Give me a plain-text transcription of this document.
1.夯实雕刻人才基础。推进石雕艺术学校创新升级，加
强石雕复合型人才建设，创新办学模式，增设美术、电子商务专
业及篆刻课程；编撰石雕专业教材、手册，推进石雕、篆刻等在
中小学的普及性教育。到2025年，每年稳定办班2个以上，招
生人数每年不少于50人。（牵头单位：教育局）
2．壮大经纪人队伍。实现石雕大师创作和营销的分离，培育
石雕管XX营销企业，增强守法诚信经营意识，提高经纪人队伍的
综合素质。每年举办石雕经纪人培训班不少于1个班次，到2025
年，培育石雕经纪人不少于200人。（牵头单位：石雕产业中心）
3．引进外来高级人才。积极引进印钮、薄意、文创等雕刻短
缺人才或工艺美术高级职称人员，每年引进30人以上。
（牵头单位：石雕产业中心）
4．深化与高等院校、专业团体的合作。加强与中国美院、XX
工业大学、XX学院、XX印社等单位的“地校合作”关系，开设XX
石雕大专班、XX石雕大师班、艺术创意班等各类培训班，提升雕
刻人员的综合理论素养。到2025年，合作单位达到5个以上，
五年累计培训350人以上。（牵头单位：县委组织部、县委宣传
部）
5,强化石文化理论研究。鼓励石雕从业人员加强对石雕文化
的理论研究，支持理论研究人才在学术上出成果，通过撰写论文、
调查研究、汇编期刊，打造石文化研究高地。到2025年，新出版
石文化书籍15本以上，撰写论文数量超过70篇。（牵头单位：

**SET TASK:**
Print all of the entries exactly as they are written.

**COMPLETE OUTPUT:**
Give me a plain-text transcription of this document.
1.夯实雕刻人才基础。推进石雕艺术学校创新升级，加
强石雕复合型人才建设，创新办学模式，增设美术、电子商务专
业及篆刻课程；编撰石雕专业教材、手册，推进石雕、篆刻等在
中小学的普及性教育。到2025年，每年稳定办班2个以上，招
生人数每年不少于50人。（牵头单位：教育局）
2．壮大经纪人队伍。实现石雕大师创作和营销的分离，培育
石雕管XX营销企业，增强守法诚信经营意识，提高经纪人队伍的
综合素质。每年举办石雕经纪人培训班不少于1个班次，到2025
年，培育石雕经纪人不少于200人。（牵头单位：石雕产业中心）
3．引进外来高级人才。积极引进印钮、薄意、文创等雕刻短
缺人才或工艺美术高级职称人员，每年引进30人以上。
（牵头单位：石雕产业中心）
4．深化与高等院校、专业团体的合作。加强与中国美院、XX
工业大学、XX学院、XX印社等单位的“地校合作”关系，开设XX
石雕大专班、XX石雕大师班、艺术创意班等各类培训班，提升雕
刻人员的综合理论素养。到2025年，合作单位达到5个以上，
五年累计培训350人以上。（牵头单位：县委组织部、县委宣传
部）
5,强化石文化理论研究。鼓励石雕从业人员加强对石雕文化
的理论研究，支持理论研究人才在学术上出成果，通过撰写论文、
调查研究、汇编期刊，打造石文化研究高地。到2025年，新出版
石文化书籍15本以上，撰写论文数量超过70篇。（牵头单位：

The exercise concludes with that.